* Text
# How to tell if the puppies are getting enough milk?



## Lucy1012 (May 23, 2010)

Hi, me again 
quick question from you pro's. I am not convinced that Maisie is producing enough milk. He nipples do not feel full and no milk can be extracted by squeezing them, the puppies nurse and then sleep, but their bellies are not overly round and skin on the back is wrinkly. If i pinch some of skin on the back of the pups neck it does not spring back, which would indicate dehydration. Their behaviour says they are fine, but the dehydration signs coupled with very soft un full nipples are telling me otherwise. 
What do you think??


----------



## leashedForLife (Nov 1, 2009)

Lucy1012 said:


> ...the puppies nurse and then sleep, but their bellies are not overly round and skin on the back is wrinkly. If i pinch some of skin on the back of the pups neck it does not spring back, which would indicate dehydration. Their behaviour says they are fine, but the dehydration signs coupled with very soft un full nipples are telling me otherwise.
> What do you think??


i think U worry too much  satisfied pups sleep; hungry pups fuss.

do U weigh each pup daily? if not, why not? that answers a lot of Qs immediately - they are growing, all is well.


----------



## Lucy1012 (May 23, 2010)

I think I worry too much too, they were only born yesterday, i want to make sure they are ok lol 

I weighed them today and most have maintained but a few have lost a little, but i expected this. I have 4 smaller (but still good size) pups and one I have nicknamed Tim nice but Dim that are a bit skinny. I have spoken to the vet and he thinks i worry too much too. He is seeing them tomorrow afternoon and said to keep putting the smaller pups on.

Will weigh them again in tomorrow and hopefully they will pick up. Mum has started drinking now, all be it 'my' milk supply.


----------



## Lucylewis0 (Aug 4, 2009)

It is actually very hard to express milk from a bitch. I was the same when my maisie had puppies, I worried all the time.
If the pups are not crying for food then they must be getting enough milk. Puppies also have very loose skin at this age so they are prob not dehydrated, try and not worry, keep weighing them an the vet will put your mind at rest then he checks them all out:thumbup:

Take a look at some of my posts when we had pups, I was the same... x


----------



## xxwelshcrazyxx (Jul 3, 2009)

As long as they are putting on wieght then they are taking as much as they need, some will loose wieght after birth, they will pick up. Put the tiny ones on the back nipples which is a better area for the slow ones ok. They will be fine dont worry. Good Luck with the check up. xxxxxxxxxxxx


----------

* Aim of the exercise
Quote the forum thread word for word. Begin at "I think I worry" and stop after "(Aug 4, 2009)". Work from the forum thread alone.

* Dataset excerpts
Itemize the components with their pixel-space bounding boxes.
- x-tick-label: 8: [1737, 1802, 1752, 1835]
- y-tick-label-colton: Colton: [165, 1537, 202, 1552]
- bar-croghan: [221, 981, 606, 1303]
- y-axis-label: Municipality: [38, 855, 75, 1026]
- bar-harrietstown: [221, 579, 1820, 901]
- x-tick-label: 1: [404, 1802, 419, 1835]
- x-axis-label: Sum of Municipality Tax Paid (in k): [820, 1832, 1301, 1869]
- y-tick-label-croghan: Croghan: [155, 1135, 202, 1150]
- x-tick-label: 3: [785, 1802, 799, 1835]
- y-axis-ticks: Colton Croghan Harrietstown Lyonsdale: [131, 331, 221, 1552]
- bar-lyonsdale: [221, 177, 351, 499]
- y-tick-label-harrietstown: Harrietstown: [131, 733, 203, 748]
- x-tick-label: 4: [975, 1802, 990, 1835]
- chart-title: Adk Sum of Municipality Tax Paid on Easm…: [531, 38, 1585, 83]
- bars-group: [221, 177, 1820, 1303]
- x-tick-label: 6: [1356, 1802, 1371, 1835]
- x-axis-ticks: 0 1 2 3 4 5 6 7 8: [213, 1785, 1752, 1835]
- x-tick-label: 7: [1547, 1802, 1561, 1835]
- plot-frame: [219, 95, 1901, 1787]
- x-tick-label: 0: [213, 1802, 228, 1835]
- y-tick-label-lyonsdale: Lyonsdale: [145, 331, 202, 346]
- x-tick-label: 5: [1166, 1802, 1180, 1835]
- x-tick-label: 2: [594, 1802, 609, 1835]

* Solution for this exercise
I think I worry too much too, they were only born yesterday, i want to make sure they are ok lol 

I weighed them today and most have maintained but a few have lost a little, but i expected this. I have 4 smaller (but still good size) pups and one I have nicknamed Tim nice but Dim that are a bit skinny. I have spoken to the vet and he thinks i worry too much too. He is seeing them tomorrow afternoon and said to keep putting the smaller pups on.

Will weigh them again in tomorrow and hopefully they will pick up. Mum has started drinking now, all be it 'my' milk supply.


----------



## Lucylewis0 (Aug 4, 2009)